** begin RECORDS PROVIDED **

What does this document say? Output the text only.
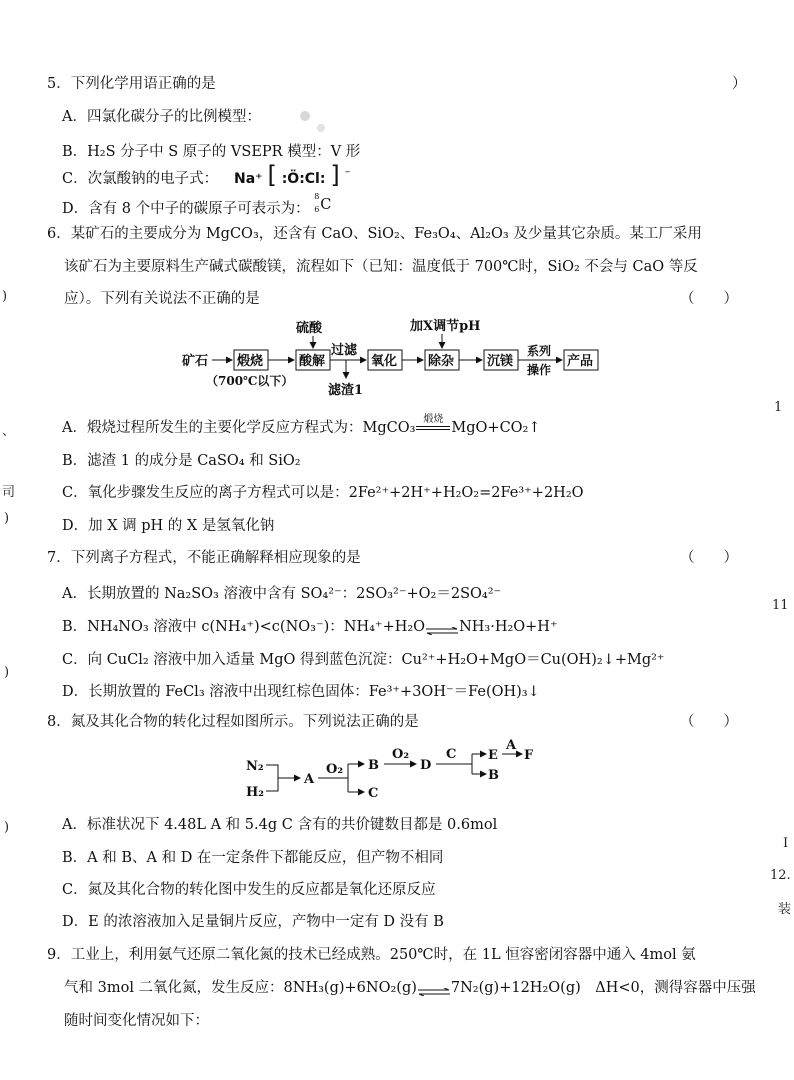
5．下列化学用语正确的是	）
A．四氯化碳分子的比例模型：
B．H₂S 分子中 S 原子的 VSEPR 模型：V 形
C．次氯酸钠的电子式： Na⁺ [ :Ö:Cl: ] ⁻
D．含有 8 个中子的碳原子可表示为：
8
6 C
6．某矿石的主要成分为 MgCO₃，还含有 CaO、SiO₂、Fe₃O₄、Al₂O₃ 及少量其它杂质。某工厂采用
该矿石为主要原料生产碱式碳酸镁，流程如下（已知：温度低于 700℃时，SiO₂ 不会与 CaO 等反
应）。下列有关说法不正确的是	（　　）
矿石 煅烧
（700℃以下）
酸解
硫酸
过滤
滤渣1
氧化 除杂
加X调节pH
沉镁
系列
操作
产品
A．煅烧过程所发生的主要化学反应方程式为：MgCO₃
煅烧
MgO+CO₂↑
B．滤渣 1 的成分是 CaSO₄ 和 SiO₂
C．氧化步骤发生反应的离子方程式可以是：2Fe²⁺+2H⁺+H₂O₂=2Fe³⁺+2H₂O
D．加 X 调 pH 的 X 是氢氧化钠
7．下列离子方程式，不能正确解释相应现象的是	（　　）
A．长期放置的 Na₂SO₃ 溶液中含有 SO₄²⁻：2SO₃²⁻+O₂＝2SO₄²⁻
B．NH₄NO₃ 溶液中 c(NH₄⁺)<c(NO₃⁻)：NH₄⁺+H₂O⇌NH₃·H₂O+H⁺
C．向 CuCl₂ 溶液中加入适量 MgO 得到蓝色沉淀：Cu²⁺+H₂O+MgO＝Cu(OH)₂↓+Mg²⁺
D．长期放置的 FeCl₃ 溶液中出现红棕色固体：Fe³⁺+3OH⁻＝Fe(OH)₃↓
8．氮及其化合物的转化过程如图所示。下列说法正确的是	（　　）
N₂
H₂
A
O₂ B
C
O₂
D
C E
B
A
F
A．标准状况下 4.48L A 和 5.4g C 含有的共价键数目都是 0.6mol
B．A 和 B、A 和 D 在一定条件下都能反应，但产物不相同
C．氮及其化合物的转化图中发生的反应都是氧化还原反应
D．E 的浓溶液加入足量铜片反应，产物中一定有 D 没有 B
9．工业上，利用氨气还原二氧化氮的技术已经成熟。250℃时，在 1L 恒容密闭容器中通入 4mol 氨
气和 3mol 二氧化氮，发生反应：8NH₃(g)+6NO₂(g) 7N₂(g)+12H₂O(g)　ΔH<0，测得容器中压强
随时间变化情况如下：
)
、
司
)
)
)
1
11
I
12.
装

** end RECORDS PROVIDED **

## STATED PROBLEM:
Report how many lines of the entries hold the string "SiO₂". Provide the number alone.

## RESPONSE BELOW:
3